Your task is to locate every line holding the string "clients" and to copy each of them.

─── ITEMS

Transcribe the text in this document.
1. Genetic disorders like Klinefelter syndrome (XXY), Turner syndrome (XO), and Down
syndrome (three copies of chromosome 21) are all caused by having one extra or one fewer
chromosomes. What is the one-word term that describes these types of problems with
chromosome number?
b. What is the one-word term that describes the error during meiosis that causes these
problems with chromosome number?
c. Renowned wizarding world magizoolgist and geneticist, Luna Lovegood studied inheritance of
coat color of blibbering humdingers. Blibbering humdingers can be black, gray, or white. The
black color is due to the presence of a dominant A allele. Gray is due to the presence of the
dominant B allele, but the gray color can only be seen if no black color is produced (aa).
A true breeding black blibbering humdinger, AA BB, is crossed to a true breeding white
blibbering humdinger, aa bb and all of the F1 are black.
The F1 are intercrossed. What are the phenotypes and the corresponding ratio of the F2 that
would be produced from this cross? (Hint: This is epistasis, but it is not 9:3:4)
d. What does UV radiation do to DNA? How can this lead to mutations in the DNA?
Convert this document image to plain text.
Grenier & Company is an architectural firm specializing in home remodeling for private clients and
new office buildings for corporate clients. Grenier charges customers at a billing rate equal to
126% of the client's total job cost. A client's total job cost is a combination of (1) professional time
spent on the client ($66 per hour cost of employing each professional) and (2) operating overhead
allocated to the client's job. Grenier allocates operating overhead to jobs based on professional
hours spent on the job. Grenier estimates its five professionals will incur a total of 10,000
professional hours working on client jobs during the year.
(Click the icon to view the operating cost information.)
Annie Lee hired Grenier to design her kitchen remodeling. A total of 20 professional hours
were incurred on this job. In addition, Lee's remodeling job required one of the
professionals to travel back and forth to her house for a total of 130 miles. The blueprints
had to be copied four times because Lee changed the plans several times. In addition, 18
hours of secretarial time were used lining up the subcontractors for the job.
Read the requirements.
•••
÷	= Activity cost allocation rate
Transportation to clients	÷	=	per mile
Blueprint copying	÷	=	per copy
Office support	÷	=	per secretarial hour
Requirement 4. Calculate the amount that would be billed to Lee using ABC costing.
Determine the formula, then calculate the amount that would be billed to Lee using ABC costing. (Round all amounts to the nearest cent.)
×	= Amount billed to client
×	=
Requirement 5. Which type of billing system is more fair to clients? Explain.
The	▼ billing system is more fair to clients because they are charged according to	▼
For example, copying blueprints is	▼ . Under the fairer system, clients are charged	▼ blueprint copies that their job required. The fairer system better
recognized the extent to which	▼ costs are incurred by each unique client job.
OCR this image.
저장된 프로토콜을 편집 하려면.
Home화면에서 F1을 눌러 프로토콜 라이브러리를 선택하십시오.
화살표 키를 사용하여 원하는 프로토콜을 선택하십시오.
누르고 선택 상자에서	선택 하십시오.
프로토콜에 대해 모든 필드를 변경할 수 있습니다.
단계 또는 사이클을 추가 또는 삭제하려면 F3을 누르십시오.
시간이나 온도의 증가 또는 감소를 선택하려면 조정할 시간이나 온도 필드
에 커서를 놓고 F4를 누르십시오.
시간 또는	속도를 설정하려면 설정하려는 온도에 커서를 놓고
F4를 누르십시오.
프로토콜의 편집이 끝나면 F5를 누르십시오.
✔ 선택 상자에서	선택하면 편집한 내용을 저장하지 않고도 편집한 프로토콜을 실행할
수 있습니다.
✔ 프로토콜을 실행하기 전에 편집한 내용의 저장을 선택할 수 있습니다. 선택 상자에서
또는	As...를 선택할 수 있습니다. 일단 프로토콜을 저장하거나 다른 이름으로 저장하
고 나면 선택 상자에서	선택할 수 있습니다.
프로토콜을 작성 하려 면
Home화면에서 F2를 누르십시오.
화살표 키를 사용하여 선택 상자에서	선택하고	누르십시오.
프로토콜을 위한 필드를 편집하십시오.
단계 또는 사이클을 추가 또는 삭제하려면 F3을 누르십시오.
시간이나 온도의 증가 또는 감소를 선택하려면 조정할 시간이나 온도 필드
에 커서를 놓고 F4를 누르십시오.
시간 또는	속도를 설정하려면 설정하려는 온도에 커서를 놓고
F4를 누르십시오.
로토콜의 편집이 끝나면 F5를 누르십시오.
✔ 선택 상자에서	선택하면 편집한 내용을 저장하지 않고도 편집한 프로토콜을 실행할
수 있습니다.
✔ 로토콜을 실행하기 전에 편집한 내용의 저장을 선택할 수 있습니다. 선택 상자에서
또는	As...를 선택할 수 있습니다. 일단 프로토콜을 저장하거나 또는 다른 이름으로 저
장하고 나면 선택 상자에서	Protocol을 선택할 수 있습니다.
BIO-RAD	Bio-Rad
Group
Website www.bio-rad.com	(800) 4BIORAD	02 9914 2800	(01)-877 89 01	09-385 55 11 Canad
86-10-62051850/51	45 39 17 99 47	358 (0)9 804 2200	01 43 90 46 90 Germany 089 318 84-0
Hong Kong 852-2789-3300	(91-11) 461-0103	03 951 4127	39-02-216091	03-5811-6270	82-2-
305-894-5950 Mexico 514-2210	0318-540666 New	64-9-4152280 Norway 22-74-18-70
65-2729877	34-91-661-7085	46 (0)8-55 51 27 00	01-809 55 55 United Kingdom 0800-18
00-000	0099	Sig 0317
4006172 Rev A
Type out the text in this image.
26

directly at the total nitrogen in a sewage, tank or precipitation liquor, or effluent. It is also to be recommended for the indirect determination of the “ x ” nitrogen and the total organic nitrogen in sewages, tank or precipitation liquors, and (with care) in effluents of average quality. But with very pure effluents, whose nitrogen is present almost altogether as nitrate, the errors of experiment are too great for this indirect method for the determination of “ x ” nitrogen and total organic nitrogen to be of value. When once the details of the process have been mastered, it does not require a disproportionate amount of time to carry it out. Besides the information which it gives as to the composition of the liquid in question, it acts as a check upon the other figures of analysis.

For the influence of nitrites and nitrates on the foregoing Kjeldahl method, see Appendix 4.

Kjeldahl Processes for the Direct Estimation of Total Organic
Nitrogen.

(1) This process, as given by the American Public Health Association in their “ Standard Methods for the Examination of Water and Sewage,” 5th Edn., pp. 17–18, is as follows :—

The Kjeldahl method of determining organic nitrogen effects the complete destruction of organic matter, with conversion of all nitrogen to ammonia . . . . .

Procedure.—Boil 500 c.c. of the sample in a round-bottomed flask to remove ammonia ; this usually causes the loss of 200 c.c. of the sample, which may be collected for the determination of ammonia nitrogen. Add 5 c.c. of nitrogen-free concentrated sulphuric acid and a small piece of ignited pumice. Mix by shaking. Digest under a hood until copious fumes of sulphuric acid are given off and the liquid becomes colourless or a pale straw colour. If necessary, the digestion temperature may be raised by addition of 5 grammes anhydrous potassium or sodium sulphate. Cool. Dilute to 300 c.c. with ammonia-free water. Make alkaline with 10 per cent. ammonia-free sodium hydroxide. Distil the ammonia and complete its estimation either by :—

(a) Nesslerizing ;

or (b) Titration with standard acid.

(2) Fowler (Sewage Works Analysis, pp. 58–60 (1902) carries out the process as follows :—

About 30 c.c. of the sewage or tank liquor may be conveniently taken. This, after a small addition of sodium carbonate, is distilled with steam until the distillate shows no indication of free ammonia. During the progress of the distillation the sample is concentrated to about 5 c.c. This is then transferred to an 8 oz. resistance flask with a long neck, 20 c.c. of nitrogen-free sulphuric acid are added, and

──────

== COMPLETE RESPONSE ==
Grenier & Company is an architectural firm specializing in home remodeling for private clients and
new office buildings for corporate clients. Grenier charges customers at a billing rate equal to
Transportation to clients	÷	=	per mile
Requirement 5. Which type of billing system is more fair to clients? Explain.
The	▼ billing system is more fair to clients because they are charged according to	▼
For example, copying blueprints is	▼ . Under the fairer system, clients are charged	▼ blueprint copies that their job required. The fairer system better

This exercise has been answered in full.